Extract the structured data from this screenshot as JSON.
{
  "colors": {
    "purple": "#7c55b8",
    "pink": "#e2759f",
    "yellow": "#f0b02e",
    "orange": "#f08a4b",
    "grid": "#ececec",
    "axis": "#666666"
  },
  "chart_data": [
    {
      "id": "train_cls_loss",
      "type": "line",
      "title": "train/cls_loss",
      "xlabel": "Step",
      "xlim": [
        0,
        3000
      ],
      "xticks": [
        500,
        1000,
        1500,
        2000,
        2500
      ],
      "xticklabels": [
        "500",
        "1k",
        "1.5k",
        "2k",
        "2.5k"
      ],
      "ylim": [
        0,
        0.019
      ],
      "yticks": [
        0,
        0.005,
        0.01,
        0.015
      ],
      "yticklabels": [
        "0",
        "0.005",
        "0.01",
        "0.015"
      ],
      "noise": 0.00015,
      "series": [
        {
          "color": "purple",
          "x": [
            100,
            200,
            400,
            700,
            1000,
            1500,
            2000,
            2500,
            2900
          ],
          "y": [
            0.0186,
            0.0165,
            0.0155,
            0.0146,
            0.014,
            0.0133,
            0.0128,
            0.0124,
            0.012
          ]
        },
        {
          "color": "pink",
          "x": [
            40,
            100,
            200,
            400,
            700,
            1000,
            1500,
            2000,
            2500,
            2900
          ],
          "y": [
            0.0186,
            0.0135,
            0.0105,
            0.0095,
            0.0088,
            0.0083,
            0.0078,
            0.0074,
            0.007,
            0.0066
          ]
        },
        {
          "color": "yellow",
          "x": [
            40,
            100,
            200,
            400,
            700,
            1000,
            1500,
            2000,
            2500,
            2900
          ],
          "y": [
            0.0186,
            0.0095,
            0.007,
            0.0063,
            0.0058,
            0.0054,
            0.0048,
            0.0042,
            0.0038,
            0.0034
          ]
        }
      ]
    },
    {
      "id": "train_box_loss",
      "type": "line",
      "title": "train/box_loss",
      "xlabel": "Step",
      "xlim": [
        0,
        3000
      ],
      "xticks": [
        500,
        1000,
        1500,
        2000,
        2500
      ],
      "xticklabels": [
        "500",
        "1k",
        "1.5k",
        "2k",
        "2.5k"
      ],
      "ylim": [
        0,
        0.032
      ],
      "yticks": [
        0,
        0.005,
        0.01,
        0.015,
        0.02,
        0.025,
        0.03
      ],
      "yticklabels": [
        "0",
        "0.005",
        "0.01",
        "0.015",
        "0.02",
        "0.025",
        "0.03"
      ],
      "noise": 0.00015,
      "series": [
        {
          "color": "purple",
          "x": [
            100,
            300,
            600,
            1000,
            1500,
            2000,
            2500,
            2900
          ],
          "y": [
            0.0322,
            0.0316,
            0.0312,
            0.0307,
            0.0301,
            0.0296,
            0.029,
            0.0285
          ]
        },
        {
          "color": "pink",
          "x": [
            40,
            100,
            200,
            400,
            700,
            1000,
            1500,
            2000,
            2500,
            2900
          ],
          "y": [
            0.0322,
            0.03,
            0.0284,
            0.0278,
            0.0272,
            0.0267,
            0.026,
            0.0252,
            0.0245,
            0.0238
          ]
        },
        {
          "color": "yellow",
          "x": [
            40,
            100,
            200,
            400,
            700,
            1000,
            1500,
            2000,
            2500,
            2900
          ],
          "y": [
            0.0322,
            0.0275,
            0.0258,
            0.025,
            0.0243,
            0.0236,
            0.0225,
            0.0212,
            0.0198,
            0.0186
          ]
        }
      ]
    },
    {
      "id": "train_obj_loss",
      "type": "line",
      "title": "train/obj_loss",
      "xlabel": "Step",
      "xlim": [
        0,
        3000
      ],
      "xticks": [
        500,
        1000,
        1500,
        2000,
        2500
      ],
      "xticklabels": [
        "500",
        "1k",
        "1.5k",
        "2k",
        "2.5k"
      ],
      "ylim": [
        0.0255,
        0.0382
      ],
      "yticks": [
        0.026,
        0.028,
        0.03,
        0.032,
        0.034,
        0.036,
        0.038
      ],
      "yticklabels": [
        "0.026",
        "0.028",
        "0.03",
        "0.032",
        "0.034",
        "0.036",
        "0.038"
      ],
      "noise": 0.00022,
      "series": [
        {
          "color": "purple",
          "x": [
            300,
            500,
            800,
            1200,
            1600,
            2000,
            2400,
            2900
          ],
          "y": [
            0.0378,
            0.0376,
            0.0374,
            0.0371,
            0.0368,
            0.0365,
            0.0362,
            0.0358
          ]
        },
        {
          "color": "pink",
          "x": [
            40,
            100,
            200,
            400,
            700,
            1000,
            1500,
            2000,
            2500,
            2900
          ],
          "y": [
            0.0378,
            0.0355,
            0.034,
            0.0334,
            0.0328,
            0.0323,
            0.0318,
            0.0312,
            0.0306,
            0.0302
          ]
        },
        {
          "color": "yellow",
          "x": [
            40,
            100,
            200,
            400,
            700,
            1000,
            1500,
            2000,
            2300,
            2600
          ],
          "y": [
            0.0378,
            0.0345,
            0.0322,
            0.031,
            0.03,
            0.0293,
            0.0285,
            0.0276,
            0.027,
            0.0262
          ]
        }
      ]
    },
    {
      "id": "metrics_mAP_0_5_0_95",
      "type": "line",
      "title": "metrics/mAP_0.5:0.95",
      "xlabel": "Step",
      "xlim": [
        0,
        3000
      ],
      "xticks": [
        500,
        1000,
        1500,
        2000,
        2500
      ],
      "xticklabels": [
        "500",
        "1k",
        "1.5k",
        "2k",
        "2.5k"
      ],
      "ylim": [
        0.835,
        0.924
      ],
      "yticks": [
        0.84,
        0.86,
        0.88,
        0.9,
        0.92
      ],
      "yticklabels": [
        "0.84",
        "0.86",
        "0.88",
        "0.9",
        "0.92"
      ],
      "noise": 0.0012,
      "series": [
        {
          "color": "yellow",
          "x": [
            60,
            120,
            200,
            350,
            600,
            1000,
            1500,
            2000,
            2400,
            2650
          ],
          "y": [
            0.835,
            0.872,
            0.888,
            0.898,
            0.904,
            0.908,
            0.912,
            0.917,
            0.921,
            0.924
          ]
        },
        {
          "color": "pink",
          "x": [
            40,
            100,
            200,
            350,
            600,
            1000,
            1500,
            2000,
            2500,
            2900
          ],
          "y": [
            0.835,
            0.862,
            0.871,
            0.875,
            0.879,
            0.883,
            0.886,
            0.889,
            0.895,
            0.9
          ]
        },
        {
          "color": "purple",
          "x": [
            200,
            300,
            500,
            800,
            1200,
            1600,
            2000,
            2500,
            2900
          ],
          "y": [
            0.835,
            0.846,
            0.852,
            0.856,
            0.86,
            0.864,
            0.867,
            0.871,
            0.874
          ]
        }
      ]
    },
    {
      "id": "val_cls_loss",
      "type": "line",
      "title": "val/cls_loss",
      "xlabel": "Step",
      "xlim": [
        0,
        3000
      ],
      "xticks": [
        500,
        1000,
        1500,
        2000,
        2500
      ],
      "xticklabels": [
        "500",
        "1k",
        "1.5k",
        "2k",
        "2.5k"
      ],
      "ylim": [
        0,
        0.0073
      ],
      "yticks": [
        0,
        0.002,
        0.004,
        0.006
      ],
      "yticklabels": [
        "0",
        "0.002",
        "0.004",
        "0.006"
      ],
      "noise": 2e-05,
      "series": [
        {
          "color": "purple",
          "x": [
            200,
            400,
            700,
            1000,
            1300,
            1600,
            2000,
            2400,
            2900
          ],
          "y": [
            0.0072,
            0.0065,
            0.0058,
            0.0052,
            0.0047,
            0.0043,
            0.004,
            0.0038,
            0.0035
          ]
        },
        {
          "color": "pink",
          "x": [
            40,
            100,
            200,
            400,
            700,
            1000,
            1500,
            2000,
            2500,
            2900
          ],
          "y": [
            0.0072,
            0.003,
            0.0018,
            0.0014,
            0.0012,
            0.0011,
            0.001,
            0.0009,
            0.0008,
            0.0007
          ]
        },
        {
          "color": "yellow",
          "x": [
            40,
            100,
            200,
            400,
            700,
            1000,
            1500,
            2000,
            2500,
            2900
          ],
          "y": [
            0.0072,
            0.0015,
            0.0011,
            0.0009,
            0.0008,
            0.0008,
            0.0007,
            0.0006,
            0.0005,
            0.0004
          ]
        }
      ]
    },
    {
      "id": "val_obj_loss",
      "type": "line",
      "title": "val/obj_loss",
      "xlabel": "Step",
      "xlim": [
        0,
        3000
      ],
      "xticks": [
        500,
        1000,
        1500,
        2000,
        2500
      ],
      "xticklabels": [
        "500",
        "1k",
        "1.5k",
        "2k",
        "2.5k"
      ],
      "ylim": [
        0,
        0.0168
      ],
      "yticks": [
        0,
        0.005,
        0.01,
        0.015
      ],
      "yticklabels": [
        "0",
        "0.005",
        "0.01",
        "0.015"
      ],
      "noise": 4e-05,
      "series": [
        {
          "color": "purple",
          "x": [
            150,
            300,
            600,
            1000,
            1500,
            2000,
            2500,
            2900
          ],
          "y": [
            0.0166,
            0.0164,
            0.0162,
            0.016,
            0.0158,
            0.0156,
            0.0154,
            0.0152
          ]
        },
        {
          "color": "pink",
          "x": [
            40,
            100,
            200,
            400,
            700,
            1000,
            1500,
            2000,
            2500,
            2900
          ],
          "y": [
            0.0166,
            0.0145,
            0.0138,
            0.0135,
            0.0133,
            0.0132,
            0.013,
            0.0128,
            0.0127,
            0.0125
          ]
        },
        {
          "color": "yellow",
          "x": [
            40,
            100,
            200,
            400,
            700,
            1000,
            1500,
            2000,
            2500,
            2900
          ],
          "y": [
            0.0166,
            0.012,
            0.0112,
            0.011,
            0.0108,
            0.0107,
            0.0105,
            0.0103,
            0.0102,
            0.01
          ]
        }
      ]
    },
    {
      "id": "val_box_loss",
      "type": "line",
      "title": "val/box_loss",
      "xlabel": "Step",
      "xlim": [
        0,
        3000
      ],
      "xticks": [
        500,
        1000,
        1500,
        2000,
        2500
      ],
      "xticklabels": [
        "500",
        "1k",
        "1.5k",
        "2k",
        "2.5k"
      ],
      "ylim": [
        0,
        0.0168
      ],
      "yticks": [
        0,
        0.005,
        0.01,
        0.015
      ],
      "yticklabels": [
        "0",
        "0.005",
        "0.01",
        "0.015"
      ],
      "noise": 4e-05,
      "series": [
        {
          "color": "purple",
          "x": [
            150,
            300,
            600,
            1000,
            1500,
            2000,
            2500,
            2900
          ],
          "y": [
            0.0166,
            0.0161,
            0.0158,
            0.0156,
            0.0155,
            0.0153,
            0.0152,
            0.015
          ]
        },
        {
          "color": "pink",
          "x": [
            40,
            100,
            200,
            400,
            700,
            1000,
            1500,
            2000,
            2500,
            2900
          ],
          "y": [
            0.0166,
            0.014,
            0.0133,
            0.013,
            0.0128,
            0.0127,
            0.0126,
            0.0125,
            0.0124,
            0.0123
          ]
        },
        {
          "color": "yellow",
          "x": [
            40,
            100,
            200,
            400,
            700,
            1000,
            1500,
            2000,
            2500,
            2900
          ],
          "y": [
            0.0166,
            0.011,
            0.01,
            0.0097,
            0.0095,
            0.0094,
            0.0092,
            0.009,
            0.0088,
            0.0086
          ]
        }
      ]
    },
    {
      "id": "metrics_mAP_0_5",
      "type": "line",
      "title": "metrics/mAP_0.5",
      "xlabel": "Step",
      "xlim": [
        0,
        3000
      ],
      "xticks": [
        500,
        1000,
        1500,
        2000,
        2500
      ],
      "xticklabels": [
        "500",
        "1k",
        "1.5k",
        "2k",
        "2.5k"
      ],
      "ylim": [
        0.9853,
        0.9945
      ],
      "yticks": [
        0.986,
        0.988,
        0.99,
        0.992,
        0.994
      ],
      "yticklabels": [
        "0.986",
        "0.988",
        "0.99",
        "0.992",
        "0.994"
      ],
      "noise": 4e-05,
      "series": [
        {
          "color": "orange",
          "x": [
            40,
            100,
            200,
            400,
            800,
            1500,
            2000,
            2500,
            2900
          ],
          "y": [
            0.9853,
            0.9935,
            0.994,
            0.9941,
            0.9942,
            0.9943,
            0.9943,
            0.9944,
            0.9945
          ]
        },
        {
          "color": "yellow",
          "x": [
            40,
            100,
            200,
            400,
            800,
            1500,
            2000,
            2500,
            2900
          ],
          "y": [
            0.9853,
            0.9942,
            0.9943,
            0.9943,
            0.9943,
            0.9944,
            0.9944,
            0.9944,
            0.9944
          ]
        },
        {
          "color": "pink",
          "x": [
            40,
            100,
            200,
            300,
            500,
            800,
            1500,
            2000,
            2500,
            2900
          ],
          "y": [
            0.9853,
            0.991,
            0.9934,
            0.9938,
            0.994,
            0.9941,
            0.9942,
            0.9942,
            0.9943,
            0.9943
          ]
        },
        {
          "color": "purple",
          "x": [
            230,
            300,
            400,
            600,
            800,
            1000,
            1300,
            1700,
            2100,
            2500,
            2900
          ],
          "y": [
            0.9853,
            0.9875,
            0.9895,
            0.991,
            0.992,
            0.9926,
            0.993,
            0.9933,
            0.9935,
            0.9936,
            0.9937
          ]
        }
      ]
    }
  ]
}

§

§ SHORT EXERCISE: Reply with nothing except the number of lines in the listing above that include the string "title".

§ TASK SOLUTION: 8